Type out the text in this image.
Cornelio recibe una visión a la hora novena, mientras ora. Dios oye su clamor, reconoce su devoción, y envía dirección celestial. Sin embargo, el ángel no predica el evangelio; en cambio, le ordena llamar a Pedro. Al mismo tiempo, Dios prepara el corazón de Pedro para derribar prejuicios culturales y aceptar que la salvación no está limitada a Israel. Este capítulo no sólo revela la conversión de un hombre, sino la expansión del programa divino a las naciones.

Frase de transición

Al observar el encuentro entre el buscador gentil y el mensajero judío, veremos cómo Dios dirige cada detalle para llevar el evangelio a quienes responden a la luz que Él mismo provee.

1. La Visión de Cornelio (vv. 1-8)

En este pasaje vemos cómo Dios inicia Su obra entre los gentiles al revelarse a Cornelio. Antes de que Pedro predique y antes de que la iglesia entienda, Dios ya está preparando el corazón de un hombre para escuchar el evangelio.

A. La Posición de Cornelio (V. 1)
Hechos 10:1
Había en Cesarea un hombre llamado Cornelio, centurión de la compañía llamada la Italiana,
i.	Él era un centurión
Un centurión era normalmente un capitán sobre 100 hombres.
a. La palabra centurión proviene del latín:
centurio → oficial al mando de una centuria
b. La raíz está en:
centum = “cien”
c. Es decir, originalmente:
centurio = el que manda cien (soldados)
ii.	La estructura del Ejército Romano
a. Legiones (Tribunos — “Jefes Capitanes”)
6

■ ■ ■ ■ ■ ■ ■

• [Problem statement] Look for the word "centurio" and return every line where it occurs.

• [Correct result]
centurio → oficial al mando de una centuria
centurio = el que manda cien (soldados)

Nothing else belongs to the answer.